*Written task:*
Below are some records; work out how many of their lines contain "median" and give the number only.

## Begin Data provided

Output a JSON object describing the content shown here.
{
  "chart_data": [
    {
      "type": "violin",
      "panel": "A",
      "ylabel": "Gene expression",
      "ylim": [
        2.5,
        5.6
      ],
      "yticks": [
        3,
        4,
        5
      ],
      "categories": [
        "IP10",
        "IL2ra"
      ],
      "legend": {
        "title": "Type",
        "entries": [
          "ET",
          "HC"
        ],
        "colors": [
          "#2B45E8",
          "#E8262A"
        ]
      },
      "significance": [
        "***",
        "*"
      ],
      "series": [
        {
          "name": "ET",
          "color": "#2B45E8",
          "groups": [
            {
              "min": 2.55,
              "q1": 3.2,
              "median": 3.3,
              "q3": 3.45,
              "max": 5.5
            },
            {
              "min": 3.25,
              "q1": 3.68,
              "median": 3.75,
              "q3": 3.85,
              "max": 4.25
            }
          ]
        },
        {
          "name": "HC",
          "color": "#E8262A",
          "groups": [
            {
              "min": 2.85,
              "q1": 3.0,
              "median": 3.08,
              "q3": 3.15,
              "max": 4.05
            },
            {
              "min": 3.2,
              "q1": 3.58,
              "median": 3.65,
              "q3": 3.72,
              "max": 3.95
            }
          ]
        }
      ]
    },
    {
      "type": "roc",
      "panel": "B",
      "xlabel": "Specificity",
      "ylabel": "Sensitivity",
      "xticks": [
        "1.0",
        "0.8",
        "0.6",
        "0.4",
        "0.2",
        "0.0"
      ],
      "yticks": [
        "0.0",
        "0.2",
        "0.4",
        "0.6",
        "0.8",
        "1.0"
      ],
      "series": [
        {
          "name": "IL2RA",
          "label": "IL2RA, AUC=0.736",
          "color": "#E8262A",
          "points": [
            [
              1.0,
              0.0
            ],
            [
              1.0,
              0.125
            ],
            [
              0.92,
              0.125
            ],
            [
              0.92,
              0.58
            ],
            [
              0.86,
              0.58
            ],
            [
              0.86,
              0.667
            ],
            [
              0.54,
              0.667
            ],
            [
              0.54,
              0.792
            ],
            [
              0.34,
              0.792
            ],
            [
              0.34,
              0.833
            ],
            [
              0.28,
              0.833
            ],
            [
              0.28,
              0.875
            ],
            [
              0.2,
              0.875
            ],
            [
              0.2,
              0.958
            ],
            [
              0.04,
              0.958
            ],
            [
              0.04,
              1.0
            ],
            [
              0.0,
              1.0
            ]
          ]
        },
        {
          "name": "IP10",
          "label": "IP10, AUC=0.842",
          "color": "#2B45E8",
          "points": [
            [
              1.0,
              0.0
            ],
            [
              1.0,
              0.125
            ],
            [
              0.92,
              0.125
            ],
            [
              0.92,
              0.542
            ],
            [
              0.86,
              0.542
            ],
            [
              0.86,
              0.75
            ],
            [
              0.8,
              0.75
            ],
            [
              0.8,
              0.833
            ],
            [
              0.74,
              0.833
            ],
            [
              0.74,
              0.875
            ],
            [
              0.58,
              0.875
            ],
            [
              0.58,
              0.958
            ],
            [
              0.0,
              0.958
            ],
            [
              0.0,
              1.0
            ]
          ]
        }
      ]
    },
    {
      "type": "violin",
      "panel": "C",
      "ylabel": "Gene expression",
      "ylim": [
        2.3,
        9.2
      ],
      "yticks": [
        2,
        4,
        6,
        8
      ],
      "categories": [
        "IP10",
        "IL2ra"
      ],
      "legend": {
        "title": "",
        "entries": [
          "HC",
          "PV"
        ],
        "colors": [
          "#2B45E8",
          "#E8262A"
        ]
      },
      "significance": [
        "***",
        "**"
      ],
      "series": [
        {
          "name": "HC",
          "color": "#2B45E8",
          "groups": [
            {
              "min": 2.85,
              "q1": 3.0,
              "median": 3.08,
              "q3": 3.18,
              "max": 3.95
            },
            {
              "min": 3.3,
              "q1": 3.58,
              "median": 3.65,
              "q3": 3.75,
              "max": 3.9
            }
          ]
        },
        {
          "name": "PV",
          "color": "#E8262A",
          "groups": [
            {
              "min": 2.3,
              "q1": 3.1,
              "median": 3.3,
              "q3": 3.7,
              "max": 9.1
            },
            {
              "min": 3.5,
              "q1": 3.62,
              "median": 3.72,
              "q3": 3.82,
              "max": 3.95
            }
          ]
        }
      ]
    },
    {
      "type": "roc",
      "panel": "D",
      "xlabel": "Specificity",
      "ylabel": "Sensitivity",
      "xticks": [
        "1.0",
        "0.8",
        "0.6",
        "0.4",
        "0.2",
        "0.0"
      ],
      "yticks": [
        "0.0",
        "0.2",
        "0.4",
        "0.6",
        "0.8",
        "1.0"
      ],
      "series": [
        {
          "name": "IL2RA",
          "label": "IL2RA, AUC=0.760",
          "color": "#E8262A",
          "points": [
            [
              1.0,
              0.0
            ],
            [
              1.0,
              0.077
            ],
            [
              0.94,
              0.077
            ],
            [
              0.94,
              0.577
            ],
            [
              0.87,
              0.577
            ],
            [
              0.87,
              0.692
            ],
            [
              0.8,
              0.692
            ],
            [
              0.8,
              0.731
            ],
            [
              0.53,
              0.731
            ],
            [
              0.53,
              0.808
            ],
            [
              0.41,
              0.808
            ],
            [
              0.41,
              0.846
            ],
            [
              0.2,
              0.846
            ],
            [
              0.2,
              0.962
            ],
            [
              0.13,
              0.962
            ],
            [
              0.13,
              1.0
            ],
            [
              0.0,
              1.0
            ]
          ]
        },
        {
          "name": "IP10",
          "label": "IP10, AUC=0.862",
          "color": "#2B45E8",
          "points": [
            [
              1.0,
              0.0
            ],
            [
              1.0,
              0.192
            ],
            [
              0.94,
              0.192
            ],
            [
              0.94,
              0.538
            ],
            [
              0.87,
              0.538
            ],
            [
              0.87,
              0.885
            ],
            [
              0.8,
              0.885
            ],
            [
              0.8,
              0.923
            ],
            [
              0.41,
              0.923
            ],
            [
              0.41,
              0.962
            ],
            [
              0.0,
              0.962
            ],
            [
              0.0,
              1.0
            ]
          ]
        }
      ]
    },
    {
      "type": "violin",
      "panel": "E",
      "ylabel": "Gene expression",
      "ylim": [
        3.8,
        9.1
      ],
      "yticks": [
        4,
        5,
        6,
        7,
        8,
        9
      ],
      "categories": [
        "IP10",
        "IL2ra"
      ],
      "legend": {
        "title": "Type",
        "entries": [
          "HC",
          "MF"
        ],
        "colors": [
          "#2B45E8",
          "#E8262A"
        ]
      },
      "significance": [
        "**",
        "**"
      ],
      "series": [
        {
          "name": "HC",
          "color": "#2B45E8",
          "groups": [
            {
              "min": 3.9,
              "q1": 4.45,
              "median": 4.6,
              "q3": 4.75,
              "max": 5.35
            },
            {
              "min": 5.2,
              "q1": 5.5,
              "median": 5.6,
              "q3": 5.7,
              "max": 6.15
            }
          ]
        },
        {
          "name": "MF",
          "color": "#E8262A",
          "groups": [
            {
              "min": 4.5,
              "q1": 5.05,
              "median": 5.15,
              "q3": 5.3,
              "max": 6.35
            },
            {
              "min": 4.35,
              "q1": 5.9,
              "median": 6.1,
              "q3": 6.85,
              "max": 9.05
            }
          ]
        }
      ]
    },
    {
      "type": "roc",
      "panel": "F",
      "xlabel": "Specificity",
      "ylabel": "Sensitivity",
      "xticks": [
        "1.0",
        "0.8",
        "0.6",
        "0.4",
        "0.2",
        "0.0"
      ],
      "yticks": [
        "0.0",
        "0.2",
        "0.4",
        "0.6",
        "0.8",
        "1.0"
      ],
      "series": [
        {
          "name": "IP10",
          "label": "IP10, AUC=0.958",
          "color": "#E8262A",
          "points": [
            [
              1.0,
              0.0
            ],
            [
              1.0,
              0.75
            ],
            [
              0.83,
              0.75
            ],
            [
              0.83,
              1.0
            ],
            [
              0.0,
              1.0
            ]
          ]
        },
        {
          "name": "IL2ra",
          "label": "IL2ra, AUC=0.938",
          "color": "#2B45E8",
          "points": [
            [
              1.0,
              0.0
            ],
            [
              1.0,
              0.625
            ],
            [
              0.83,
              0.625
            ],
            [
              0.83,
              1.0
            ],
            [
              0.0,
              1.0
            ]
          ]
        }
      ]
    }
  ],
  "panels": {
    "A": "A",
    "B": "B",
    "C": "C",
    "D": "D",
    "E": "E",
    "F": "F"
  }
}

## End Data provided

*Task result:*
12